**Required work**
Tally the lines containing the word "mensual", and report the tally alone.

(Excerpts from a figure dataset)

========

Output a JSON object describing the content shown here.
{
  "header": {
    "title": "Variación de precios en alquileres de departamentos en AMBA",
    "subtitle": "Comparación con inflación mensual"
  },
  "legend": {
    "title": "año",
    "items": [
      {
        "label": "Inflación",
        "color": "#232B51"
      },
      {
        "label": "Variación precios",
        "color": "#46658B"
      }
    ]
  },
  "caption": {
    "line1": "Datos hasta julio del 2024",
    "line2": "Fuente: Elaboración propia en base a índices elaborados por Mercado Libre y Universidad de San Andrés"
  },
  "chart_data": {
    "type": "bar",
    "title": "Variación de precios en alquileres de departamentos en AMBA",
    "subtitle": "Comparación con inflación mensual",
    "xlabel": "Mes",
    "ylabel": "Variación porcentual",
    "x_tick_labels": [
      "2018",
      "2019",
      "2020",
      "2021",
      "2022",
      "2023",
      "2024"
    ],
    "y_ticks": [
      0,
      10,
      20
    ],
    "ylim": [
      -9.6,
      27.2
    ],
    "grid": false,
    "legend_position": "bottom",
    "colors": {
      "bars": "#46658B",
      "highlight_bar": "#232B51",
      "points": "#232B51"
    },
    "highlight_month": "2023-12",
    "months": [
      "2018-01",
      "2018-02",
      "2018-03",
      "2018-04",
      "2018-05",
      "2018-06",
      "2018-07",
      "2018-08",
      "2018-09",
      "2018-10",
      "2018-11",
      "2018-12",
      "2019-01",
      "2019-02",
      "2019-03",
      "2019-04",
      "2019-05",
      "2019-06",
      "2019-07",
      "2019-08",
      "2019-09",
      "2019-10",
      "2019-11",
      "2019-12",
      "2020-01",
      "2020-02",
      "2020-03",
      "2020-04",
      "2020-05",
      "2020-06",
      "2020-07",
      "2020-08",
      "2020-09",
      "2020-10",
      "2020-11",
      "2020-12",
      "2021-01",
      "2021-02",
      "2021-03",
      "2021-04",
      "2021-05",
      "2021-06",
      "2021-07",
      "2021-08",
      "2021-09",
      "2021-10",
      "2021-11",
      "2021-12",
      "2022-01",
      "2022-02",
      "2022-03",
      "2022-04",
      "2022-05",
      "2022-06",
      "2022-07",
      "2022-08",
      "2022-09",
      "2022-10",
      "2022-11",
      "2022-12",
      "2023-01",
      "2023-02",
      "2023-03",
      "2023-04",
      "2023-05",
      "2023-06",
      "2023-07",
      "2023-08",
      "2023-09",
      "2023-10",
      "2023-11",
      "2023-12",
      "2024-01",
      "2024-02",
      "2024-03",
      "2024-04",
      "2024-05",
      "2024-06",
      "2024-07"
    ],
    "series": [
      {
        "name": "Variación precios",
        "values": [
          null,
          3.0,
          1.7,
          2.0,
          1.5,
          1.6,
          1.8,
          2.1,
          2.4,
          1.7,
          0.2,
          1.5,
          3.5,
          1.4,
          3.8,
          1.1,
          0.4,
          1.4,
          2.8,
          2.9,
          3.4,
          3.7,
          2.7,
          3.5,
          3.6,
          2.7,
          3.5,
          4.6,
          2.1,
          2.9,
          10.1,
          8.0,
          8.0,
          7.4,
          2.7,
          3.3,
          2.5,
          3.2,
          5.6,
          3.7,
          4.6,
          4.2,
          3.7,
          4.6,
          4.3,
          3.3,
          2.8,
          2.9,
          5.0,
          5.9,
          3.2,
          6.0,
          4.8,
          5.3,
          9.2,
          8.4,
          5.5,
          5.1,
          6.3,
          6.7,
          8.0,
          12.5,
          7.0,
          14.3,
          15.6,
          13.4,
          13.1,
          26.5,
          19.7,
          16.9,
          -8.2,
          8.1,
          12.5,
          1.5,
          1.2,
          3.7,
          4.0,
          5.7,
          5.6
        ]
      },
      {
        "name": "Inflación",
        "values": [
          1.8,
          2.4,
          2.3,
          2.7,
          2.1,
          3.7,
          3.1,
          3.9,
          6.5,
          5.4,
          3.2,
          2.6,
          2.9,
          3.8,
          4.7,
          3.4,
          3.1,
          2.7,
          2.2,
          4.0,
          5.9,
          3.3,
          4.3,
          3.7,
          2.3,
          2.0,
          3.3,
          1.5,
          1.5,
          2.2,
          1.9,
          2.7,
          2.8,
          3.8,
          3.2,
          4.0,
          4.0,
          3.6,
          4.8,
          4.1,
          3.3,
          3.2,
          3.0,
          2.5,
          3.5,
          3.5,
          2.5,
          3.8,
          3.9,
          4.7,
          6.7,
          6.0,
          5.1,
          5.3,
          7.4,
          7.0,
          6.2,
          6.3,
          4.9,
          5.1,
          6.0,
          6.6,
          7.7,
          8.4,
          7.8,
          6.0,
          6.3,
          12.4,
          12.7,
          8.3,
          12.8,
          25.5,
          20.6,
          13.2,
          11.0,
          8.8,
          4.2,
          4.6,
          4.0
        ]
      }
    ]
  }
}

========

**Answer to this task**
2